> [SHORT TASK]:
Filter the listing below, copying every line in which the word "document" appears.

> [PROVIDED MATERIAL]:
════════════════

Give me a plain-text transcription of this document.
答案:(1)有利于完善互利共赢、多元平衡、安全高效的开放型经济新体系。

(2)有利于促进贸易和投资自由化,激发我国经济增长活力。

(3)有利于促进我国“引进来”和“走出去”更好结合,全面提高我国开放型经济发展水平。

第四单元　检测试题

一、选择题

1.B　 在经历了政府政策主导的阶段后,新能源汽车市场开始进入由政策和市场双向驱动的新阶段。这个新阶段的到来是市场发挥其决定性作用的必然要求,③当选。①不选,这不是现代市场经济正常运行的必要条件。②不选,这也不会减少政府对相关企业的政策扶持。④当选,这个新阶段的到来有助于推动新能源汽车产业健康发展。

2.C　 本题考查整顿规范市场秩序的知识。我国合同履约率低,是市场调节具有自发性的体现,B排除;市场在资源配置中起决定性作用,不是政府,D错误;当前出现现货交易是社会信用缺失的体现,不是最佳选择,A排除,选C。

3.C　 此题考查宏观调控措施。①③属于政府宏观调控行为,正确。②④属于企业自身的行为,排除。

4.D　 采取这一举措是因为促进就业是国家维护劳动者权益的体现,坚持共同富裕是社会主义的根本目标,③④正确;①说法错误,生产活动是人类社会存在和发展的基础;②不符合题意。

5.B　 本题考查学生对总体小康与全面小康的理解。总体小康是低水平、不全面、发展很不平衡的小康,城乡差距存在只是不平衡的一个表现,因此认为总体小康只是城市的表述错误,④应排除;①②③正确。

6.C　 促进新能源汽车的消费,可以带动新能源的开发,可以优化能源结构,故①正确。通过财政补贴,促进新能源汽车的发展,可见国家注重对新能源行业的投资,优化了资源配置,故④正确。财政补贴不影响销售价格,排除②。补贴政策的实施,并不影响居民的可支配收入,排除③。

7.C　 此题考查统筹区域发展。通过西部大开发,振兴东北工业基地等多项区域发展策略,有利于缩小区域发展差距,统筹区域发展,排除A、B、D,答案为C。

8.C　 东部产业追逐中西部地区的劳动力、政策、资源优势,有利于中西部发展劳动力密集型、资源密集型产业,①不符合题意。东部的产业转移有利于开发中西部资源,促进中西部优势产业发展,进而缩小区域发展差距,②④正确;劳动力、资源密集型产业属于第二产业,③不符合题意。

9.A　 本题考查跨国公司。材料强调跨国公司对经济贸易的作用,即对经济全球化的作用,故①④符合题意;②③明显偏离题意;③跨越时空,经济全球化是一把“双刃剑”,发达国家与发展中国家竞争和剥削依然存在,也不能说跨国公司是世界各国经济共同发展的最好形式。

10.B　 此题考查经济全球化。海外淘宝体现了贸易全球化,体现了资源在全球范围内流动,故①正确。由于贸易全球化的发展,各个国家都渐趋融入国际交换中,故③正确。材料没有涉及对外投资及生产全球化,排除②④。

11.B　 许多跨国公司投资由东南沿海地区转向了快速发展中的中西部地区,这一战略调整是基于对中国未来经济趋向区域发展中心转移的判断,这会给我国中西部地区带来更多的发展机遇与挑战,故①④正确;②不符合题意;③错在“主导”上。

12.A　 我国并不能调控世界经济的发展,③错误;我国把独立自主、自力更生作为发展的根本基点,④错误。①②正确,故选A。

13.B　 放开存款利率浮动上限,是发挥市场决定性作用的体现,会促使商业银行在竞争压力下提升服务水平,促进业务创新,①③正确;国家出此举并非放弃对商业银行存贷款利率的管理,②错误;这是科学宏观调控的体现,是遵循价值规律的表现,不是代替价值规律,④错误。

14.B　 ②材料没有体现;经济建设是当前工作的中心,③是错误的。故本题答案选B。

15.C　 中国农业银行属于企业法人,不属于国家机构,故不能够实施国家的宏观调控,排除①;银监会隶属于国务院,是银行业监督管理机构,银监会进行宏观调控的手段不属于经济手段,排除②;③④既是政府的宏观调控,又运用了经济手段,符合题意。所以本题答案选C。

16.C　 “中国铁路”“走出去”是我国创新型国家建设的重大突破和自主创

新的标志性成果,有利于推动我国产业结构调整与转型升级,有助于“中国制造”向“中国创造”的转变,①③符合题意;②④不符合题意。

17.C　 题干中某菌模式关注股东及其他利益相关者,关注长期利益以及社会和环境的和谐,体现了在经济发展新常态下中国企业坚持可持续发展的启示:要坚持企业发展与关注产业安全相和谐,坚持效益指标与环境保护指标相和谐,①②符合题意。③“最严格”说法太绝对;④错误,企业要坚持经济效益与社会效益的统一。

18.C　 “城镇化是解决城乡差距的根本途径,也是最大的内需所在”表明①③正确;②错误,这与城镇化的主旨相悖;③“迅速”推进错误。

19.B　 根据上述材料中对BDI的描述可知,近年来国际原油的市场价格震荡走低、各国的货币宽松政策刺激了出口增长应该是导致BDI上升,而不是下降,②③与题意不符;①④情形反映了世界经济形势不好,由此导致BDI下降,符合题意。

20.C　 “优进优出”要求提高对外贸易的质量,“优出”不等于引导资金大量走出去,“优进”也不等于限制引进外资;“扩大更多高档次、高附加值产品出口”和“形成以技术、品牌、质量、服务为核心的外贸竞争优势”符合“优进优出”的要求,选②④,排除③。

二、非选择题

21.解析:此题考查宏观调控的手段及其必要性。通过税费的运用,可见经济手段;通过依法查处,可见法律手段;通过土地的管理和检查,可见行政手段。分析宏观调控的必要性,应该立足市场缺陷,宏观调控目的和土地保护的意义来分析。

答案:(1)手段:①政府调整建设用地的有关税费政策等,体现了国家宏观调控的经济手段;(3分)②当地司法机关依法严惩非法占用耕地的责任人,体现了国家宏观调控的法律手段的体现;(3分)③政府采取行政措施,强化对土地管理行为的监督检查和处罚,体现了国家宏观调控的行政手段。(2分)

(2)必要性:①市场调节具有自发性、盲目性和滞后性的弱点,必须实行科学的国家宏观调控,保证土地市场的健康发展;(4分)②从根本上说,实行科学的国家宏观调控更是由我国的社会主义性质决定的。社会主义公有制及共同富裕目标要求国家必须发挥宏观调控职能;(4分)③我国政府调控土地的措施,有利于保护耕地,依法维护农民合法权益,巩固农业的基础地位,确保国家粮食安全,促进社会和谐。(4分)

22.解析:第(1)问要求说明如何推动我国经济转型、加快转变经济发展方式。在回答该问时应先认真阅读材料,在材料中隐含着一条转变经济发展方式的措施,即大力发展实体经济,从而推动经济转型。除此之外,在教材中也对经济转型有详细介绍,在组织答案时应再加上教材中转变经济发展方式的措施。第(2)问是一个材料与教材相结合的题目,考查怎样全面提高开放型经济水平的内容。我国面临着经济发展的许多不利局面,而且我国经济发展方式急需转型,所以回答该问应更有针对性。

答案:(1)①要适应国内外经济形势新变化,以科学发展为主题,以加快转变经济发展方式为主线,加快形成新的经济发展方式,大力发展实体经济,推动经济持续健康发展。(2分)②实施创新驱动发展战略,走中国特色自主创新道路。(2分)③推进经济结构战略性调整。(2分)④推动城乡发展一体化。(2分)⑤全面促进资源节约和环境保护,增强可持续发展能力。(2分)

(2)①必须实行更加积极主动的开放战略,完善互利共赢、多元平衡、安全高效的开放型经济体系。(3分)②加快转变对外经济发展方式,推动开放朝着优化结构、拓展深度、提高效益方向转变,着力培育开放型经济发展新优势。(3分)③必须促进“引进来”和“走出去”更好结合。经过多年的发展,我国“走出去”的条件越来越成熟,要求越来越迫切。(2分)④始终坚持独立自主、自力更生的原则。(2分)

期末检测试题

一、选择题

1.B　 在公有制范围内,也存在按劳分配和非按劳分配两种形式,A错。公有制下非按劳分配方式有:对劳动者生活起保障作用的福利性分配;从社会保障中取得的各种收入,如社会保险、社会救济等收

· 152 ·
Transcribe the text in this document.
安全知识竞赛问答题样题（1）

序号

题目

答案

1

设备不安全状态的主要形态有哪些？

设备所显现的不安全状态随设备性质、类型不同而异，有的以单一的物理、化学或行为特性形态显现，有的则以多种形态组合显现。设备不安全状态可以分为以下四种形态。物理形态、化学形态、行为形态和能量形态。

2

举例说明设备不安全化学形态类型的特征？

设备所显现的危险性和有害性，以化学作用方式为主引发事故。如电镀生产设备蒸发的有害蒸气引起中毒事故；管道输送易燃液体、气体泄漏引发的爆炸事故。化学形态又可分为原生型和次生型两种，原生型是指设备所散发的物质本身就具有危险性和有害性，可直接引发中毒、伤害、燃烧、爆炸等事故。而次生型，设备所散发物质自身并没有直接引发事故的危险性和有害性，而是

════════════════

> [PROBLEM SOLUTION]:
Give me a plain-text transcription of this document.
Transcribe the text in this document.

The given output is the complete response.